■ **REQUIREMENT**:
Omit all pictures, then retype the data exactly as given.

■ **INFORMATION PROVIDED**:

+===+

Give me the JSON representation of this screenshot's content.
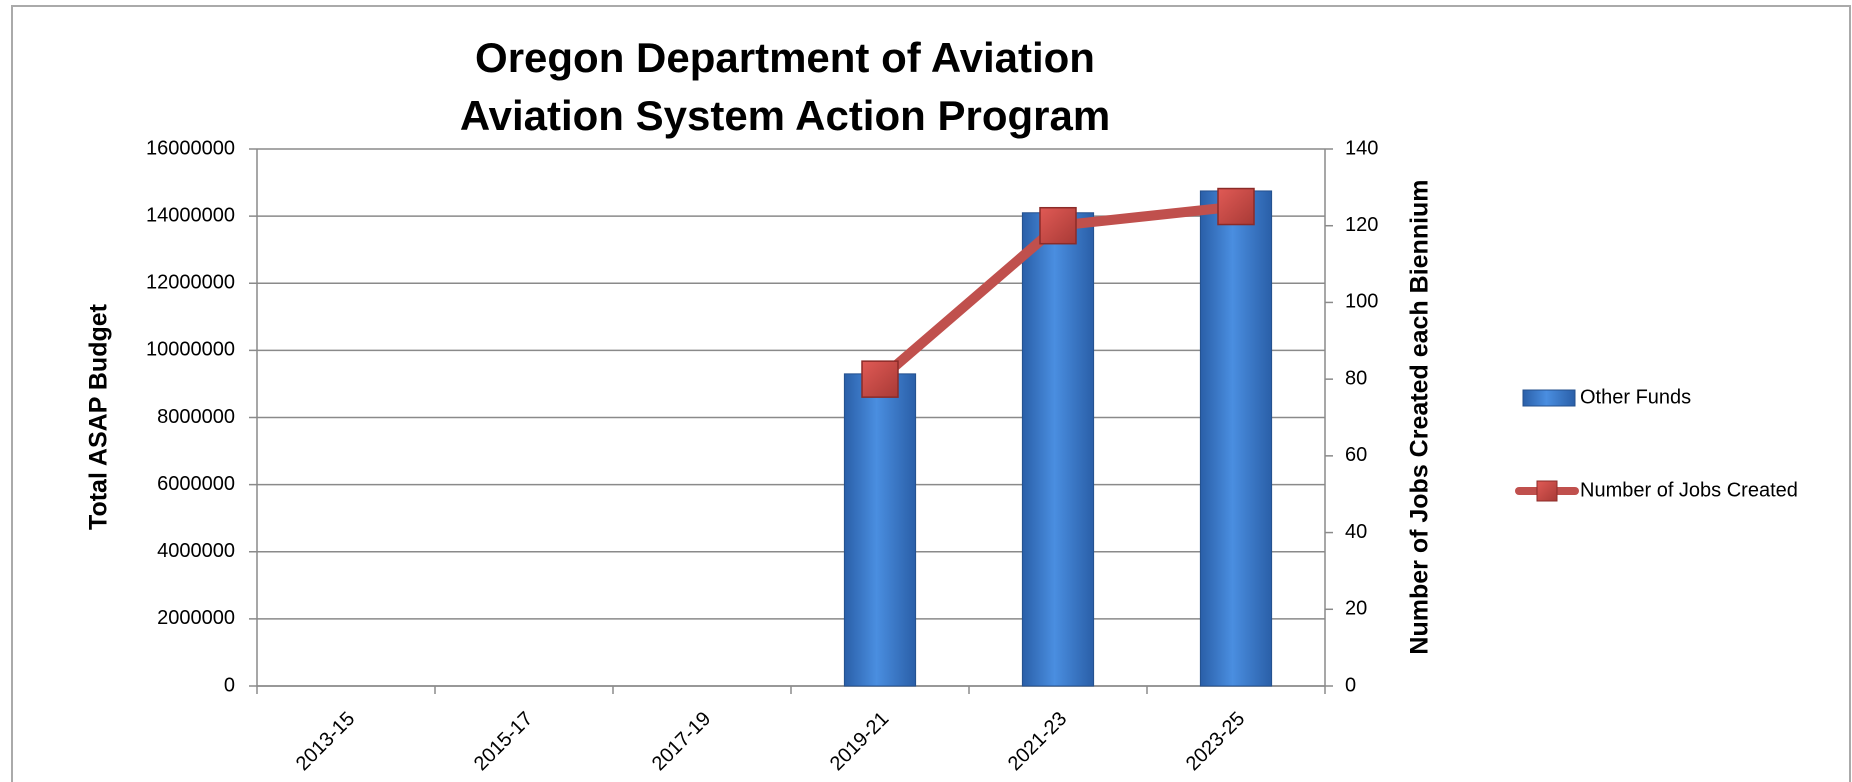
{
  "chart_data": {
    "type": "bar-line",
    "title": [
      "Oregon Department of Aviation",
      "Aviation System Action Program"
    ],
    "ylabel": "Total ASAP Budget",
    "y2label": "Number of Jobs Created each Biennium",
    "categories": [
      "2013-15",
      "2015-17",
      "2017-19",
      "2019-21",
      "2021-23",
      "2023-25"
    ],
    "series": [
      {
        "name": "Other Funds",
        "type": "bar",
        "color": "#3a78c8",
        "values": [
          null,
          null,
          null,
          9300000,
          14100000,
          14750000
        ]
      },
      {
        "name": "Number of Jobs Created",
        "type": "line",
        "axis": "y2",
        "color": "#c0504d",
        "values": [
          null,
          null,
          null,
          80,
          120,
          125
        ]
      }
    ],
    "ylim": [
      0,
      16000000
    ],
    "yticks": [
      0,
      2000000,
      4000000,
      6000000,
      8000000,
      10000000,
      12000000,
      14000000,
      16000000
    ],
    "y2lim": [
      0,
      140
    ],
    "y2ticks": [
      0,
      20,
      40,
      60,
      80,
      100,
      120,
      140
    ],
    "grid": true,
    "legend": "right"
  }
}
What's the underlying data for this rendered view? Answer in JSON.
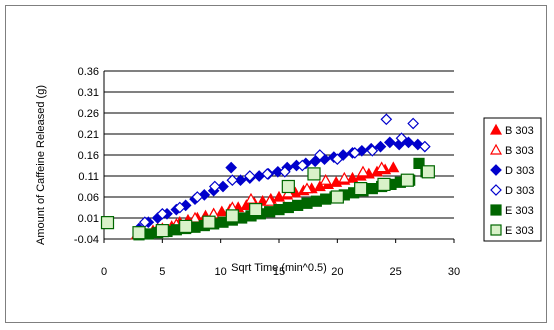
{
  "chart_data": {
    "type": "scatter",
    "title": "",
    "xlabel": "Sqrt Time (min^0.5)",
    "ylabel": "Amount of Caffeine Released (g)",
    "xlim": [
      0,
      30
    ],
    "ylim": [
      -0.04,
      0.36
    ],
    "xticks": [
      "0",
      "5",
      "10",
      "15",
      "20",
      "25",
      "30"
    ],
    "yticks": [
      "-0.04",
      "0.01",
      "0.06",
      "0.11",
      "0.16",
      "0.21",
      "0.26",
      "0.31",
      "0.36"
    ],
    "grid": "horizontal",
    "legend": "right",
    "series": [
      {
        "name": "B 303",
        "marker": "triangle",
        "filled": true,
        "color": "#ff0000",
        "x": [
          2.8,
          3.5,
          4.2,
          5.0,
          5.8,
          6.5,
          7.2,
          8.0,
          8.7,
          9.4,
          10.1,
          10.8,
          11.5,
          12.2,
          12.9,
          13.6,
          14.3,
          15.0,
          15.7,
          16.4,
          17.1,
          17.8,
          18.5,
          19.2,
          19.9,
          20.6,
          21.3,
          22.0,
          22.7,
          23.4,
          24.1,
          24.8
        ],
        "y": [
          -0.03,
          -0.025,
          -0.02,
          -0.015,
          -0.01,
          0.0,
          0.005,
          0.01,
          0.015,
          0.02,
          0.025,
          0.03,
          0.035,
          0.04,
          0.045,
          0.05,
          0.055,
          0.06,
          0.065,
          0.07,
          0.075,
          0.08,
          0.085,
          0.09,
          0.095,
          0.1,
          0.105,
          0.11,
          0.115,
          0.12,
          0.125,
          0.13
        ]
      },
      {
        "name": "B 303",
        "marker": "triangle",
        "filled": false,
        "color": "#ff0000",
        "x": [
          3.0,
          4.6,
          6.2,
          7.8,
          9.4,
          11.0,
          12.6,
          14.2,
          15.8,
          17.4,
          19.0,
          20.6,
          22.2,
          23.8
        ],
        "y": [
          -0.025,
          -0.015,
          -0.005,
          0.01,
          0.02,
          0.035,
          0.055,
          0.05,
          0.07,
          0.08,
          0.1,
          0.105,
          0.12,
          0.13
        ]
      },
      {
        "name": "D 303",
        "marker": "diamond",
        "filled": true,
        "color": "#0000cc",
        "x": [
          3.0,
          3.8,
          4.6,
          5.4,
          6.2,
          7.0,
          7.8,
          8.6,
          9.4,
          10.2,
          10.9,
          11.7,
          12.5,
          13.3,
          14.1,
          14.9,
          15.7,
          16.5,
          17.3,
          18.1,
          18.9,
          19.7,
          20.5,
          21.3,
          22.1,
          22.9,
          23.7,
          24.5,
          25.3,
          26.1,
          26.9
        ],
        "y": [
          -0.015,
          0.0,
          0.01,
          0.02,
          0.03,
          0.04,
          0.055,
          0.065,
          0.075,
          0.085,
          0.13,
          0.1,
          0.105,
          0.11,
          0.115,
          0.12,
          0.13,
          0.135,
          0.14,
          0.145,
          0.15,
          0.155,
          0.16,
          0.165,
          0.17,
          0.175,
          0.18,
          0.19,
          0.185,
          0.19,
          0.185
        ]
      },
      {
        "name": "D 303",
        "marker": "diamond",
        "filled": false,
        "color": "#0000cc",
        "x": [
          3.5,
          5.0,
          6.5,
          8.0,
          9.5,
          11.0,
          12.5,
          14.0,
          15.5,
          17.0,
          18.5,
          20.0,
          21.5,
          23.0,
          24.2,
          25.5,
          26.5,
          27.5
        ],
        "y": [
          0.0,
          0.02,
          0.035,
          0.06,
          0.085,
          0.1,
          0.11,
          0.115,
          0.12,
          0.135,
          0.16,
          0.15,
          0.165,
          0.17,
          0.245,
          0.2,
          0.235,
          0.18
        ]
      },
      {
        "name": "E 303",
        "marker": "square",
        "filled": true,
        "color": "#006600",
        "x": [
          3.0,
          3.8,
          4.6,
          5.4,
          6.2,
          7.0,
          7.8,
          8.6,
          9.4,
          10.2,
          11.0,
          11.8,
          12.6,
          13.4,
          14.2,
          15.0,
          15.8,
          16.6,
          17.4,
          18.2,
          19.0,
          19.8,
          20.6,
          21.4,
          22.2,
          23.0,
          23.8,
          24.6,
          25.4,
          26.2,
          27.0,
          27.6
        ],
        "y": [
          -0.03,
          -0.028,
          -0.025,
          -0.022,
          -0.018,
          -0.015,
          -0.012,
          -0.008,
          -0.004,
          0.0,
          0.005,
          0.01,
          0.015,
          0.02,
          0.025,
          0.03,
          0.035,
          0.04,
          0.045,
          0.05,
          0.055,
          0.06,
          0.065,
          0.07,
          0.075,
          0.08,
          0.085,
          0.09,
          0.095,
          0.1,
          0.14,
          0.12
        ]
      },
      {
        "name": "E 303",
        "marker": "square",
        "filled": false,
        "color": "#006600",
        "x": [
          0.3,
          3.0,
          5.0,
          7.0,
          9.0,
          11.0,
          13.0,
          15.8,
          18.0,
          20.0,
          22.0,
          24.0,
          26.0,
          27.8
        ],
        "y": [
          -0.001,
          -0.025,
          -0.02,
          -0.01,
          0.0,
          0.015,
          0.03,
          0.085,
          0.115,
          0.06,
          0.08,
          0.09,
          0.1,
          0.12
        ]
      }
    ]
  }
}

+===+

■ **REPLY TO THE EXERCISE**:
Give me the JSON representation of this screenshot's content.
{
  "chart_data": {
    "type": "bar-line",
    "title": [
      "Oregon Department of Aviation",
      "Aviation System Action Program"
    ],
    "ylabel": "Total ASAP Budget",
    "y2label": "Number of Jobs Created each Biennium",
    "categories": [
      "2013-15",
      "2015-17",
      "2017-19",
      "2019-21",
      "2021-23",
      "2023-25"
    ],
    "series": [
      {
        "name": "Other Funds",
        "type": "bar",
        "color": "#3a78c8",
        "values": [
          null,
          null,
          null,
          9300000,
          14100000,
          14750000
        ]
      },
      {
        "name": "Number of Jobs Created",
        "type": "line",
        "axis": "y2",
        "color": "#c0504d",
        "values": [
          null,
          null,
          null,
          80,
          120,
          125
        ]
      }
    ],
    "ylim": [
      0,
      16000000
    ],
    "yticks": [
      0,
      2000000,
      4000000,
      6000000,
      8000000,
      10000000,
      12000000,
      14000000,
      16000000
    ],
    "y2lim": [
      0,
      140
    ],
    "y2ticks": [
      0,
      20,
      40,
      60,
      80,
      100,
      120,
      140
    ],
    "grid": true,
    "legend": "right"
  }
}
What's the underlying data for this rendered view? Answer in JSON.
{
  "chart_data": {
    "type": "scatter",
    "title": "",
    "xlabel": "Sqrt Time (min^0.5)",
    "ylabel": "Amount of Caffeine Released (g)",
    "xlim": [
      0,
      30
    ],
    "ylim": [
      -0.04,
      0.36
    ],
    "xticks": [
      "0",
      "5",
      "10",
      "15",
      "20",
      "25",
      "30"
    ],
    "yticks": [
      "-0.04",
      "0.01",
      "0.06",
      "0.11",
      "0.16",
      "0.21",
      "0.26",
      "0.31",
      "0.36"
    ],
    "grid": "horizontal",
    "legend": "right",
    "series": [
      {
        "name": "B 303",
        "marker": "triangle",
        "filled": true,
        "color": "#ff0000",
        "x": [
          2.8,
          3.5,
          4.2,
          5.0,
          5.8,
          6.5,
          7.2,
          8.0,
          8.7,
          9.4,
          10.1,
          10.8,
          11.5,
          12.2,
          12.9,
          13.6,
          14.3,
          15.0,
          15.7,
          16.4,
          17.1,
          17.8,
          18.5,
          19.2,
          19.9,
          20.6,
          21.3,
          22.0,
          22.7,
          23.4,
          24.1,
          24.8
        ],
        "y": [
          -0.03,
          -0.025,
          -0.02,
          -0.015,
          -0.01,
          0.0,
          0.005,
          0.01,
          0.015,
          0.02,
          0.025,
          0.03,
          0.035,
          0.04,
          0.045,
          0.05,
          0.055,
          0.06,
          0.065,
          0.07,
          0.075,
          0.08,
          0.085,
          0.09,
          0.095,
          0.1,
          0.105,
          0.11,
          0.115,
          0.12,
          0.125,
          0.13
        ]
      },
      {
        "name": "B 303",
        "marker": "triangle",
        "filled": false,
        "color": "#ff0000",
        "x": [
          3.0,
          4.6,
          6.2,
          7.8,
          9.4,
          11.0,
          12.6,
          14.2,
          15.8,
          17.4,
          19.0,
          20.6,
          22.2,
          23.8
        ],
        "y": [
          -0.025,
          -0.015,
          -0.005,
          0.01,
          0.02,
          0.035,
          0.055,
          0.05,
          0.07,
          0.08,
          0.1,
          0.105,
          0.12,
          0.13
        ]
      },
      {
        "name": "D 303",
        "marker": "diamond",
        "filled": true,
        "color": "#0000cc",
        "x": [
          3.0,
          3.8,
          4.6,
          5.4,
          6.2,
          7.0,
          7.8,
          8.6,
          9.4,
          10.2,
          10.9,
          11.7,
          12.5,
          13.3,
          14.1,
          14.9,
          15.7,
          16.5,
          17.3,
          18.1,
          18.9,
          19.7,
          20.5,
          21.3,
          22.1,
          22.9,
          23.7,
          24.5,
          25.3,
          26.1,
          26.9
        ],
        "y": [
          -0.015,
          0.0,
          0.01,
          0.02,
          0.03,
          0.04,
          0.055,
          0.065,
          0.075,
          0.085,
          0.13,
          0.1,
          0.105,
          0.11,
          0.115,
          0.12,
          0.13,
          0.135,
          0.14,
          0.145,
          0.15,
          0.155,
          0.16,
          0.165,
          0.17,
          0.175,
          0.18,
          0.19,
          0.185,
          0.19,
          0.185
        ]
      },
      {
        "name": "D 303",
        "marker": "diamond",
        "filled": false,
        "color": "#0000cc",
        "x": [
          3.5,
          5.0,
          6.5,
          8.0,
          9.5,
          11.0,
          12.5,
          14.0,
          15.5,
          17.0,
          18.5,
          20.0,
          21.5,
          23.0,
          24.2,
          25.5,
          26.5,
          27.5
        ],
        "y": [
          0.0,
          0.02,
          0.035,
          0.06,
          0.085,
          0.1,
          0.11,
          0.115,
          0.12,
          0.135,
          0.16,
          0.15,
          0.165,
          0.17,
          0.245,
          0.2,
          0.235,
          0.18
        ]
      },
      {
        "name": "E 303",
        "marker": "square",
        "filled": true,
        "color": "#006600",
        "x": [
          3.0,
          3.8,
          4.6,
          5.4,
          6.2,
          7.0,
          7.8,
          8.6,
          9.4,
          10.2,
          11.0,
          11.8,
          12.6,
          13.4,
          14.2,
          15.0,
          15.8,
          16.6,
          17.4,
          18.2,
          19.0,
          19.8,
          20.6,
          21.4,
          22.2,
          23.0,
          23.8,
          24.6,
          25.4,
          26.2,
          27.0,
          27.6
        ],
        "y": [
          -0.03,
          -0.028,
          -0.025,
          -0.022,
          -0.018,
          -0.015,
          -0.012,
          -0.008,
          -0.004,
          0.0,
          0.005,
          0.01,
          0.015,
          0.02,
          0.025,
          0.03,
          0.035,
          0.04,
          0.045,
          0.05,
          0.055,
          0.06,
          0.065,
          0.07,
          0.075,
          0.08,
          0.085,
          0.09,
          0.095,
          0.1,
          0.14,
          0.12
        ]
      },
      {
        "name": "E 303",
        "marker": "square",
        "filled": false,
        "color": "#006600",
        "x": [
          0.3,
          3.0,
          5.0,
          7.0,
          9.0,
          11.0,
          13.0,
          15.8,
          18.0,
          20.0,
          22.0,
          24.0,
          26.0,
          27.8
        ],
        "y": [
          -0.001,
          -0.025,
          -0.02,
          -0.01,
          0.0,
          0.015,
          0.03,
          0.085,
          0.115,
          0.06,
          0.08,
          0.09,
          0.1,
          0.12
        ]
      }
    ]
  }
}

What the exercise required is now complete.